▸ Job
Look in the data below for the line that contains "OCR this image.". Copy that line and the remaining lines exactly.

▸ Data records
● ● ●

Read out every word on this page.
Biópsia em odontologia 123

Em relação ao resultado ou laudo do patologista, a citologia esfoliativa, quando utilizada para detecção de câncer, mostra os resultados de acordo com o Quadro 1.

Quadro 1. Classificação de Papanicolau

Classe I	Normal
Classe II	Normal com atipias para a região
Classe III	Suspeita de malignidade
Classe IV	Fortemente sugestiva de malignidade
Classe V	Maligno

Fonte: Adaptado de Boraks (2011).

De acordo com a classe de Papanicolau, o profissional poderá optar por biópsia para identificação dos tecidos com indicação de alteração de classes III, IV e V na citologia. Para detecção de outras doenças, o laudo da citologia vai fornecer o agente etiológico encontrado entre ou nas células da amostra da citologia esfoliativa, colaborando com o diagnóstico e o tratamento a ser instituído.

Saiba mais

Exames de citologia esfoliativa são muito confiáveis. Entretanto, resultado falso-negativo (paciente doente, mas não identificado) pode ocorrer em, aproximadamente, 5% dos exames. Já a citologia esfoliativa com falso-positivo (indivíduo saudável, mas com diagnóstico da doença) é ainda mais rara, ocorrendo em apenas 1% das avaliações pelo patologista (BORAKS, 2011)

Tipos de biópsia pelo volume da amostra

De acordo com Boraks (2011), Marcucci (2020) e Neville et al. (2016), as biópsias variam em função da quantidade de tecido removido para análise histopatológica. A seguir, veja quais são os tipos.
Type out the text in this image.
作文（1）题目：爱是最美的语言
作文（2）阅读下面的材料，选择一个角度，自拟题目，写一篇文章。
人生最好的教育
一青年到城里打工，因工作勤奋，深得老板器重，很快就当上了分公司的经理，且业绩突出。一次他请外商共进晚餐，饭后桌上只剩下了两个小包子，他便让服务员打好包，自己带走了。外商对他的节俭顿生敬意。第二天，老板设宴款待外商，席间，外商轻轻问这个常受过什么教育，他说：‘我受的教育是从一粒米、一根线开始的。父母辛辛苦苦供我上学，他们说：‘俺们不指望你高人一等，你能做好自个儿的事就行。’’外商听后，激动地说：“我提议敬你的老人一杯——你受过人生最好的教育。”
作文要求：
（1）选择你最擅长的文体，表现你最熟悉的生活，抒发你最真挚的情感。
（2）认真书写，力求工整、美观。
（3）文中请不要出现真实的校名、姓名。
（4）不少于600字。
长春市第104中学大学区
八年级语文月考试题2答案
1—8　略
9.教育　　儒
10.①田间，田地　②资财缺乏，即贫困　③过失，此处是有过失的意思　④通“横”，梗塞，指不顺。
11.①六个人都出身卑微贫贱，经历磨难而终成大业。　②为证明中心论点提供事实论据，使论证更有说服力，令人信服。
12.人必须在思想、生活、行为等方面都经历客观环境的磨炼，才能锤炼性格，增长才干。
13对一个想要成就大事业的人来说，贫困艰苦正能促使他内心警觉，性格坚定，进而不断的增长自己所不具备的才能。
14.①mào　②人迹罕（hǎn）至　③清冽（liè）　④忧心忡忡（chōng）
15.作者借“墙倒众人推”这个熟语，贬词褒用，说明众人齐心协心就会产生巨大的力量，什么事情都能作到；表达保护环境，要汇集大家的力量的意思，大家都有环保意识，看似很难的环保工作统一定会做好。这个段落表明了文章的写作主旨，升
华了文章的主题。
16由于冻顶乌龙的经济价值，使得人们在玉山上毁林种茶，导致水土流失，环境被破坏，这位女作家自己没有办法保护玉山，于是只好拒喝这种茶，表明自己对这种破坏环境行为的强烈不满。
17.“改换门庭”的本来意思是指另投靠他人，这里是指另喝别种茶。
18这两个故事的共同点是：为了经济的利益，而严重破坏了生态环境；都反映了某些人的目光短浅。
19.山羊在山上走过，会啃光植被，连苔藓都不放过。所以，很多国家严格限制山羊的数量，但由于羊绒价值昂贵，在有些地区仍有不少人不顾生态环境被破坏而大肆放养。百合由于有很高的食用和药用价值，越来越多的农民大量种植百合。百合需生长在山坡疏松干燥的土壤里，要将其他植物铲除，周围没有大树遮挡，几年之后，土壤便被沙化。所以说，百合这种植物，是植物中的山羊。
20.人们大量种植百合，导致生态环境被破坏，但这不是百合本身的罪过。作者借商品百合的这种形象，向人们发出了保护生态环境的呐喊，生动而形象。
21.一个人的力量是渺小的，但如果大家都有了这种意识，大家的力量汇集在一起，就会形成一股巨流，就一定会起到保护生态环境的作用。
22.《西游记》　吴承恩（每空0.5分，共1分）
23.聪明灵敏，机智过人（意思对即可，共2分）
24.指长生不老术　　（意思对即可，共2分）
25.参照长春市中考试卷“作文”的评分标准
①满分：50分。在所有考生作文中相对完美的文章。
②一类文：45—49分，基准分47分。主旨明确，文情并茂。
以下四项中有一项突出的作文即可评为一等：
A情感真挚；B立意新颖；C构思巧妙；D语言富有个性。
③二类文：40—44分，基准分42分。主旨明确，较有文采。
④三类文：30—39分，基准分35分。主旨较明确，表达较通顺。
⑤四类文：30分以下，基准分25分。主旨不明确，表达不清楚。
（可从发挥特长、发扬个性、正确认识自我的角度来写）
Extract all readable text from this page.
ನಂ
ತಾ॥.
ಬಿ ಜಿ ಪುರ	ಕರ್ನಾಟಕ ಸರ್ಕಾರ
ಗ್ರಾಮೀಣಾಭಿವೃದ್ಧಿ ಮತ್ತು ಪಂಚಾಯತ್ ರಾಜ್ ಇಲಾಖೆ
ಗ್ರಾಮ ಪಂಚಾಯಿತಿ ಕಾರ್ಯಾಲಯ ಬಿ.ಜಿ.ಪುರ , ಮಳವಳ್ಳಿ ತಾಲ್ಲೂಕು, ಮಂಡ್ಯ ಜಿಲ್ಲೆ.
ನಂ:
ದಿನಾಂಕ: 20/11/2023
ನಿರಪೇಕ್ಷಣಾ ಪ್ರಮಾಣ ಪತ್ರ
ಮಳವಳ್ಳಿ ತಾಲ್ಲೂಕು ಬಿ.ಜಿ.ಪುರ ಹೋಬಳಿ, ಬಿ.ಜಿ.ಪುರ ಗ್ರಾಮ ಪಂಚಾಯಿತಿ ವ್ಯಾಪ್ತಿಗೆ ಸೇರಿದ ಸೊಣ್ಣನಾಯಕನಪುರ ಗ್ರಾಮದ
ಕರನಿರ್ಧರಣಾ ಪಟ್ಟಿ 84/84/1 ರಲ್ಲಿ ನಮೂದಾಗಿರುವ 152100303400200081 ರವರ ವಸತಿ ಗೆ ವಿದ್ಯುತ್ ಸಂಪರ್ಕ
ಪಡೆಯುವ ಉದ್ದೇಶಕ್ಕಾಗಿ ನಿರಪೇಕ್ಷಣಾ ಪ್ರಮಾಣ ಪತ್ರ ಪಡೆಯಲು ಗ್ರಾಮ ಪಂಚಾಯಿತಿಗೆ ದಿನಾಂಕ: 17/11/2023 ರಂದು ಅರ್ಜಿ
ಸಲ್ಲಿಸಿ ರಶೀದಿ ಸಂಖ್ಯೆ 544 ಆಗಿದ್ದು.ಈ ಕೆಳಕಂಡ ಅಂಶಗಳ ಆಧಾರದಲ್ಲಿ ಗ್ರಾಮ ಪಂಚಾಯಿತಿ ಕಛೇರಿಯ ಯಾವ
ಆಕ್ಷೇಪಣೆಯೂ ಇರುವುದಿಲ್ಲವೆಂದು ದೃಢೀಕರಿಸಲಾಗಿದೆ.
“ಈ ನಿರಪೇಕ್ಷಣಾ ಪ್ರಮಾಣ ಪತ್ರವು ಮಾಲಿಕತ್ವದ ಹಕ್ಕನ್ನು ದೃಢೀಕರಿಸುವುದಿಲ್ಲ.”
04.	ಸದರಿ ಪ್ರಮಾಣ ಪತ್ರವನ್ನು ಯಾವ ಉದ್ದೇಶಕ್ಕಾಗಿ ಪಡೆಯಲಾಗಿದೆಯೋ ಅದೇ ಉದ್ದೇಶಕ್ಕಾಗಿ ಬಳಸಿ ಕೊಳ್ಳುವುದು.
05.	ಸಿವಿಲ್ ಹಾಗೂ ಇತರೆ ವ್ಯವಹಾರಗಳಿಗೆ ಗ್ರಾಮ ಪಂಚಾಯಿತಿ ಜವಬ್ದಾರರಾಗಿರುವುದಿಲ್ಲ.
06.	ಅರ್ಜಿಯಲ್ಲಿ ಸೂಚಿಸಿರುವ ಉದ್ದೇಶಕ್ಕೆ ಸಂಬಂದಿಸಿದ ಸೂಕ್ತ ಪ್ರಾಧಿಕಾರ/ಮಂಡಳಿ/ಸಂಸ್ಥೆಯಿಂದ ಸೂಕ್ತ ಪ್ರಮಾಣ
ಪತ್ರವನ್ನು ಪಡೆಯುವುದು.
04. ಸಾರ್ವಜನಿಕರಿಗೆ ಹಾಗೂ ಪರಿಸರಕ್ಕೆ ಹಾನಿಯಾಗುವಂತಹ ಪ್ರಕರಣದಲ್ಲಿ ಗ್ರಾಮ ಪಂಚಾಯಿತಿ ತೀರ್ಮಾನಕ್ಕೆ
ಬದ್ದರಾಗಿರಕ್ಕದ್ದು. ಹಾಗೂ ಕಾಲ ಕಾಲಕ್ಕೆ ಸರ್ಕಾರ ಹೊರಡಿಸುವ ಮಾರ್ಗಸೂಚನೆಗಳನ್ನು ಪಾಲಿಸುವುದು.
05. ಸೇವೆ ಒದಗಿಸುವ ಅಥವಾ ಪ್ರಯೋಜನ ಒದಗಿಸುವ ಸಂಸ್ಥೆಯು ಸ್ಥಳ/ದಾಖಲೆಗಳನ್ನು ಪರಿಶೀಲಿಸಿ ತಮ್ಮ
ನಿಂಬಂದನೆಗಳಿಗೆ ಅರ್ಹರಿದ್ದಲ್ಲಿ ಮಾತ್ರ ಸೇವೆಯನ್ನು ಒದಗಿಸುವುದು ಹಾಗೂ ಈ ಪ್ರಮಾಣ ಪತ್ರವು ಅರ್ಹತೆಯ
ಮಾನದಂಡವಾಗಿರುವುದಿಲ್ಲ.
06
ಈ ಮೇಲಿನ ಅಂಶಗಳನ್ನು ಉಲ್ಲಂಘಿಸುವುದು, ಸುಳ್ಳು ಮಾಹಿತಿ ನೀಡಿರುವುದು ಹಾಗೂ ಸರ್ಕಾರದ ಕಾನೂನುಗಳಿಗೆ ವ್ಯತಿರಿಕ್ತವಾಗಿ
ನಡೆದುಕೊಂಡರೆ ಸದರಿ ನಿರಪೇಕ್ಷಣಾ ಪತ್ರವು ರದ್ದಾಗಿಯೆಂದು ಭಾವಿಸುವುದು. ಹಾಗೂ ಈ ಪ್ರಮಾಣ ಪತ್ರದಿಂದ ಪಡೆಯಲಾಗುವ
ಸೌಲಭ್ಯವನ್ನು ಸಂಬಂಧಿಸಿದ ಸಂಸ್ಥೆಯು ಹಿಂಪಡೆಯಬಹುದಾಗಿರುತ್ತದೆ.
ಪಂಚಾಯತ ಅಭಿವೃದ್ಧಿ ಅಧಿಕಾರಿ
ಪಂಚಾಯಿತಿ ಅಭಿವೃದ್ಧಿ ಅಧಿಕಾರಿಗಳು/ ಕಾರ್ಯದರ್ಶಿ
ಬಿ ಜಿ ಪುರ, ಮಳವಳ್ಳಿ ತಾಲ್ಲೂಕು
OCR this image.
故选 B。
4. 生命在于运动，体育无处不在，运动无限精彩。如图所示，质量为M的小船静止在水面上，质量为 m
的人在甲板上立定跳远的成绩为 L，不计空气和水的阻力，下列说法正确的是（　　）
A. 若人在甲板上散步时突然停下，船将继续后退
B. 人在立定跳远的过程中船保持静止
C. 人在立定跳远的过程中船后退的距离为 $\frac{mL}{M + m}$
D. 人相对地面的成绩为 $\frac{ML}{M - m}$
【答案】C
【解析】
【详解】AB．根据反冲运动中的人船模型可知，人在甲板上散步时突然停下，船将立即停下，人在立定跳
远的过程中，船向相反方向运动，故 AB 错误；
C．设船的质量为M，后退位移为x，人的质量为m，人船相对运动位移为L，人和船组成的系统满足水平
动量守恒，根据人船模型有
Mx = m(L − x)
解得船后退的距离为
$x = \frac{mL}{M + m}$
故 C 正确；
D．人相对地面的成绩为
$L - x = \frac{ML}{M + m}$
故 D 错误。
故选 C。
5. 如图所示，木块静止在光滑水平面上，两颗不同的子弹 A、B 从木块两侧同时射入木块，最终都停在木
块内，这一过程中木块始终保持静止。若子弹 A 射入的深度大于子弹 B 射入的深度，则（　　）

● ● ●

▸ The output
OCR this image.
故选 B。
4. 生命在于运动，体育无处不在，运动无限精彩。如图所示，质量为M的小船静止在水面上，质量为 m
的人在甲板上立定跳远的成绩为 L，不计空气和水的阻力，下列说法正确的是（　　）
A. 若人在甲板上散步时突然停下，船将继续后退
B. 人在立定跳远的过程中船保持静止
C. 人在立定跳远的过程中船后退的距离为 $\frac{mL}{M + m}$
D. 人相对地面的成绩为 $\frac{ML}{M - m}$
【答案】C
【解析】
【详解】AB．根据反冲运动中的人船模型可知，人在甲板上散步时突然停下，船将立即停下，人在立定跳
远的过程中，船向相反方向运动，故 AB 错误；
C．设船的质量为M，后退位移为x，人的质量为m，人船相对运动位移为L，人和船组成的系统满足水平
动量守恒，根据人船模型有
Mx = m(L − x)
解得船后退的距离为
$x = \frac{mL}{M + m}$
故 C 正确；
D．人相对地面的成绩为
$L - x = \frac{ML}{M + m}$
故 D 错误。
故选 C。
5. 如图所示，木块静止在光滑水平面上，两颗不同的子弹 A、B 从木块两侧同时射入木块，最终都停在木
块内，这一过程中木块始终保持静止。若子弹 A 射入的深度大于子弹 B 射入的深度，则（　　）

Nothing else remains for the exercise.